* Task description:
Copy each line in the data that includes the word "能控制线粒体自身某些蛋白质的合成".

Extracted records:
■ ■ ■ ■ ■
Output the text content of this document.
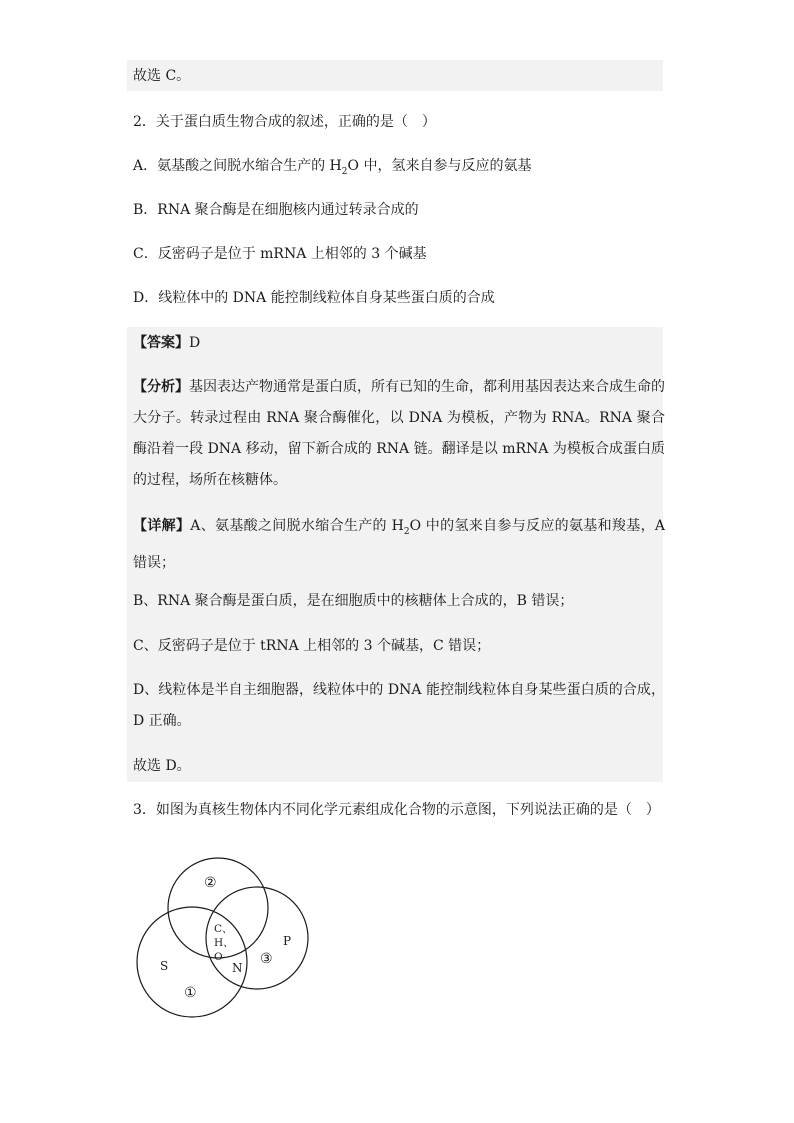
故选 C。
2．关于蛋白质生物合成的叙述，正确的是（　）
A．氨基酸之间脱水缩合生产的 $H_2O$ 中，氢来自参与反应的氨基
B．RNA 聚合酶是在细胞核内通过转录合成的
C．反密码子是位于 mRNA 上相邻的 3 个碱基
D．线粒体中的 DNA 能控制线粒体自身某些蛋白质的合成
【答案】D
【分析】基因表达产物通常是蛋白质，所有已知的生命，都利用基因表达来合成生命的大分子。转录过程由 RNA 聚合酶催化，以 DNA 为模板，产物为 RNA。RNA 聚合酶沿着一段 DNA 移动，留下新合成的 RNA 链。翻译是以 mRNA 为模板合成蛋白质的过程，场所在核糖体。
【详解】A、氨基酸之间脱水缩合生产的 $H_2O$ 中的氢来自参与反应的氨基和羧基，A 错误；
B、RNA 聚合酶是蛋白质，是在细胞质中的核糖体上合成的，B 错误；
C、反密码子是位于 tRNA 上相邻的 3 个碱基，C 错误；
D、线粒体是半自主细胞器，线粒体中的 DNA 能控制线粒体自身某些蛋白质的合成，D 正确。
故选 D。
3．如图为真核生物体内不同化学元素组成化合物的示意图，下列说法正确的是（　）
②
①
③
C、
H、
O
S
P
N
■ ■ ■ ■ ■
* Reply to the task:
D．线粒体中的 DNA 能控制线粒体自身某些蛋白质的合成
D、线粒体是半自主细胞器，线粒体中的 DNA 能控制线粒体自身某些蛋白质的合成，D 正确。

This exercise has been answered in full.